■ **Problem requirements**:
Copy all lines holding the word "does" from the entries.

■ **Dataset entries**:
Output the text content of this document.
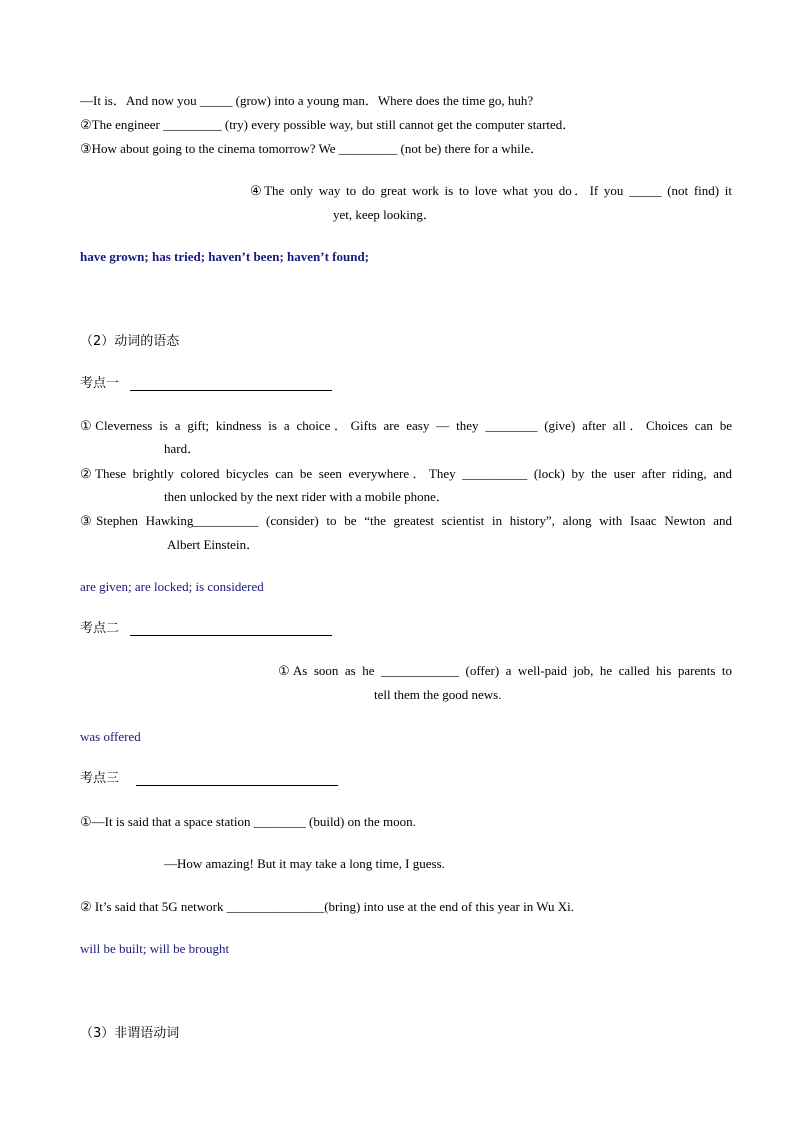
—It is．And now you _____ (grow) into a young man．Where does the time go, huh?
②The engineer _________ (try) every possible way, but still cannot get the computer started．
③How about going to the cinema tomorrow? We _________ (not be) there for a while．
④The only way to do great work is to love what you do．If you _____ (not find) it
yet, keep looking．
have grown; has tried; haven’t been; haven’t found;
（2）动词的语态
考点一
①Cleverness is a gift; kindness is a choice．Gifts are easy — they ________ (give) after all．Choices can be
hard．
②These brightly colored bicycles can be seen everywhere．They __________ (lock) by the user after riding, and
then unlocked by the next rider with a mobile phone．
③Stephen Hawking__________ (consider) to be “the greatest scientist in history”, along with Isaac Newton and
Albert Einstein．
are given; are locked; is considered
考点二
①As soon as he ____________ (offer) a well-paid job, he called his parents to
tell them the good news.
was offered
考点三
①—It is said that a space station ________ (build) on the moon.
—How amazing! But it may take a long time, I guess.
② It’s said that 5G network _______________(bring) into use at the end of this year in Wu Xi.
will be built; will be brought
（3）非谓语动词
* * *
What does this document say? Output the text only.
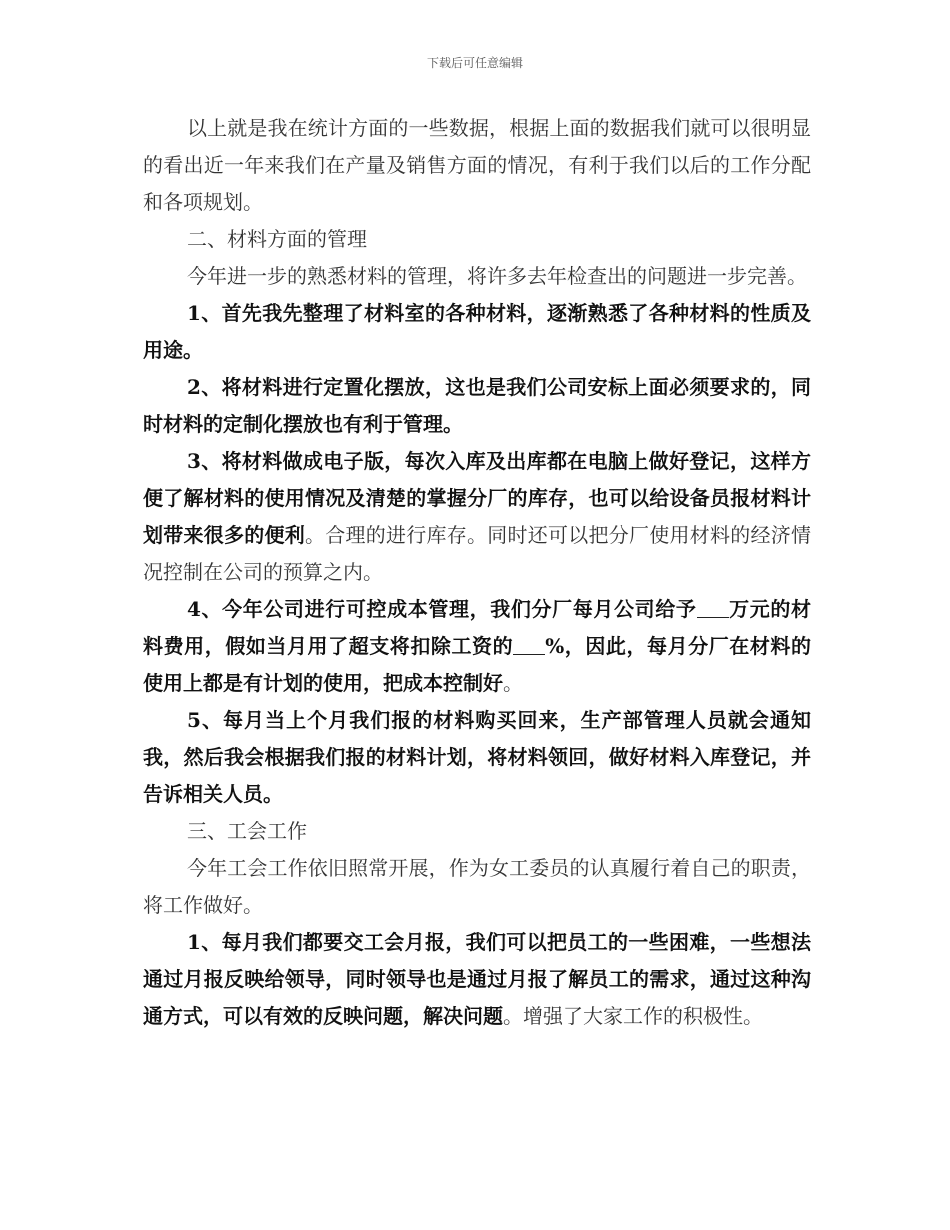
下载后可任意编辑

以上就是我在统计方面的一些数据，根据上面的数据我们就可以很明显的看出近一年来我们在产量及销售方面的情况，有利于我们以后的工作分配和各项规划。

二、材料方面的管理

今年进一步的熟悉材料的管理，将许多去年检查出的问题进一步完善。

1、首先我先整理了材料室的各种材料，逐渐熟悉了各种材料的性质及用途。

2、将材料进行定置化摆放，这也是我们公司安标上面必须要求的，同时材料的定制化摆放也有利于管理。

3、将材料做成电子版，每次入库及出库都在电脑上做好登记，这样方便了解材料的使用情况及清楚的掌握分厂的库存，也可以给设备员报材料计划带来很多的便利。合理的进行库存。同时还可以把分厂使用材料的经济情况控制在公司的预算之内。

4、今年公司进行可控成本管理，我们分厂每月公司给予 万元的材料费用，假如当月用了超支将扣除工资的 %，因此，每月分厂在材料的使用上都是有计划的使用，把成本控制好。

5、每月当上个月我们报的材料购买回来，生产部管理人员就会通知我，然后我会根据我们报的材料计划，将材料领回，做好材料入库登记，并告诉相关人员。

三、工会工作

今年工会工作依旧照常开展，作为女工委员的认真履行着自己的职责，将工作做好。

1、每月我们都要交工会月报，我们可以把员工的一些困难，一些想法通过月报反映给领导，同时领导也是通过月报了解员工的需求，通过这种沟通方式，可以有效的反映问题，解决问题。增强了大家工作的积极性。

■ **Result for this exercise**:
—It is．And now you _____ (grow) into a young man．Where does the time go, huh?
What does this document say? Output the text only.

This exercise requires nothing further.